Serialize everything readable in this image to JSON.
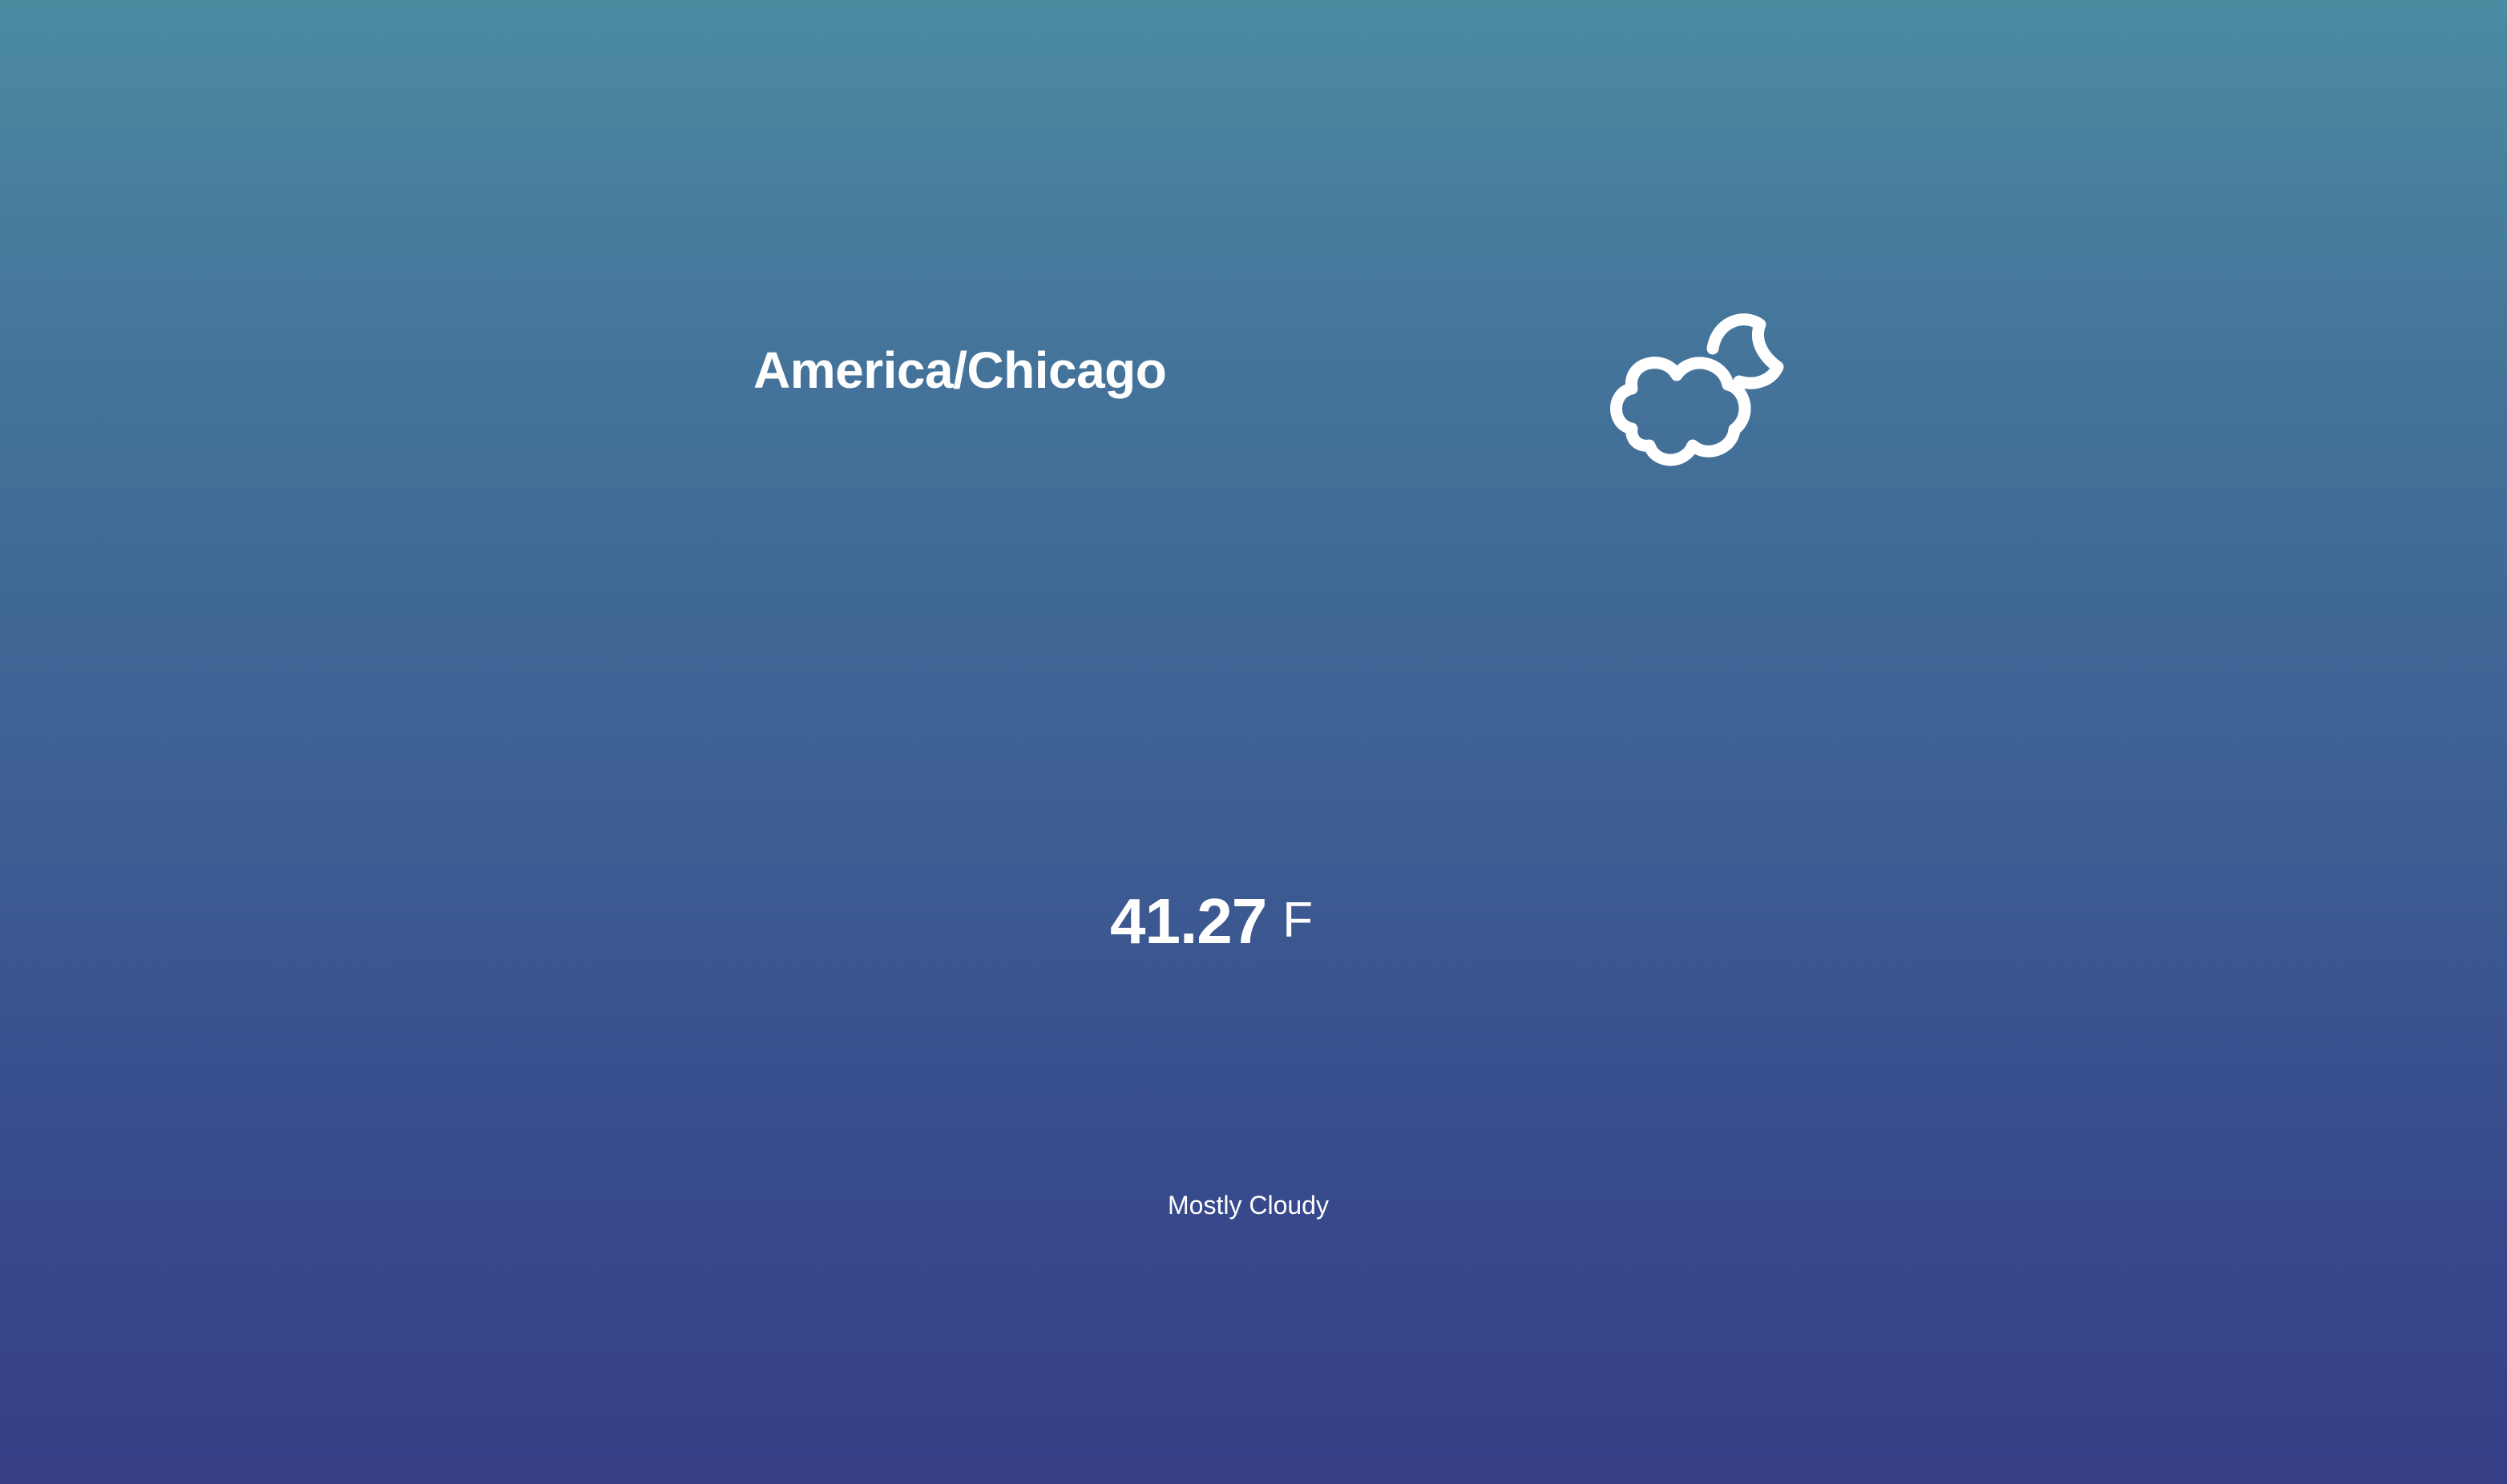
{
  "location": {
    "name": "America/Chicago"
  },
  "weather": {
    "icon": "cloudy-night-icon",
    "temperature": "41.27",
    "unit": "F",
    "condition": "Mostly Cloudy"
  },
  "colors": {
    "gradient_top": "#4b8ba0",
    "gradient_bottom": "#363e86",
    "text": "#ffffff"
  }
}
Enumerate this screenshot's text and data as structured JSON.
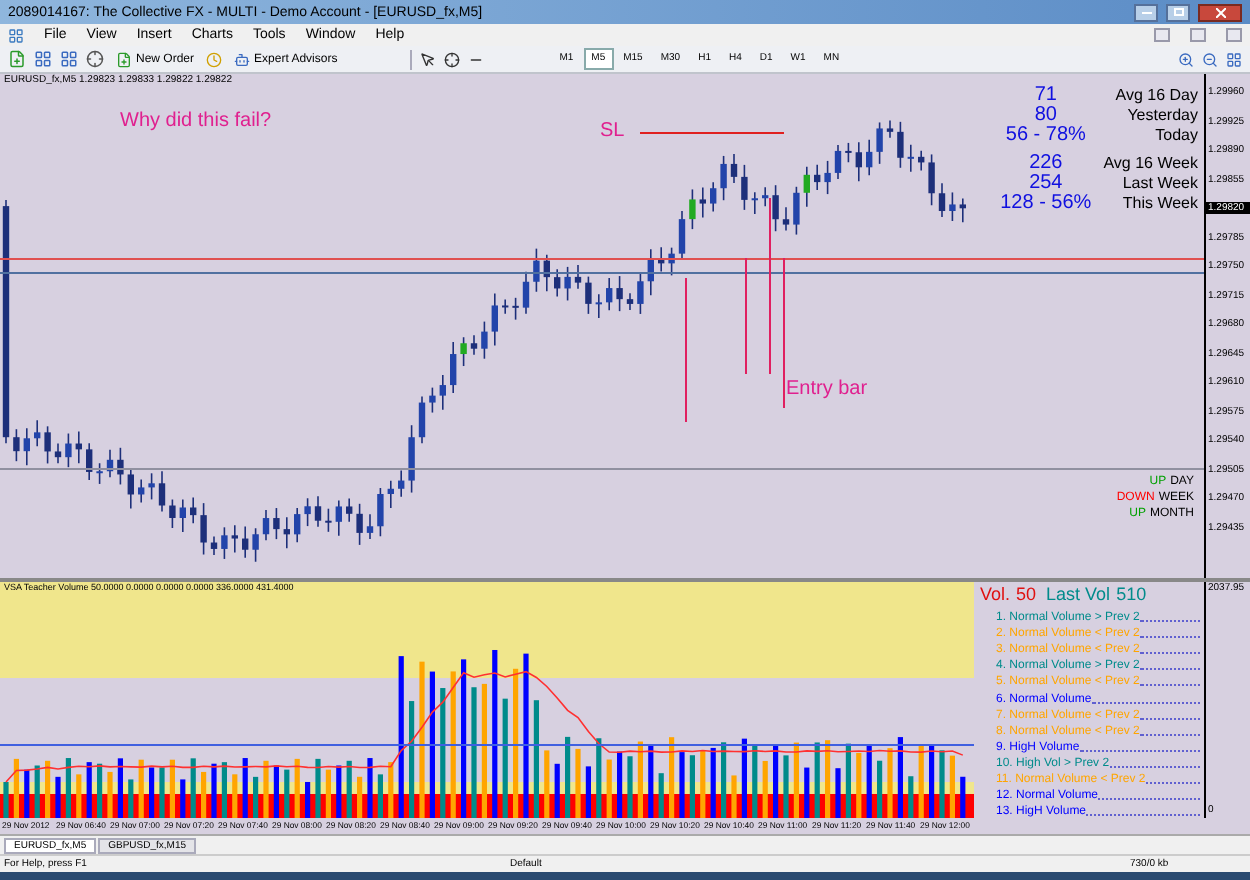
——
GIVEN PROBLEM:
Repeat each entry exactly. Pictures do not belong in the copy.

REPLY:
Serialize everything readable in this image to JSON.
{
  "location": {
    "name": "America/Chicago"
  },
  "weather": {
    "icon": "cloudy-night-icon",
    "temperature": "41.27",
    "unit": "F",
    "condition": "Mostly Cloudy"
  },
  "colors": {
    "gradient_top": "#4b8ba0",
    "gradient_bottom": "#363e86",
    "text": "#ffffff"
  }
}
Enumerate this screenshot's text and data as structured JSON.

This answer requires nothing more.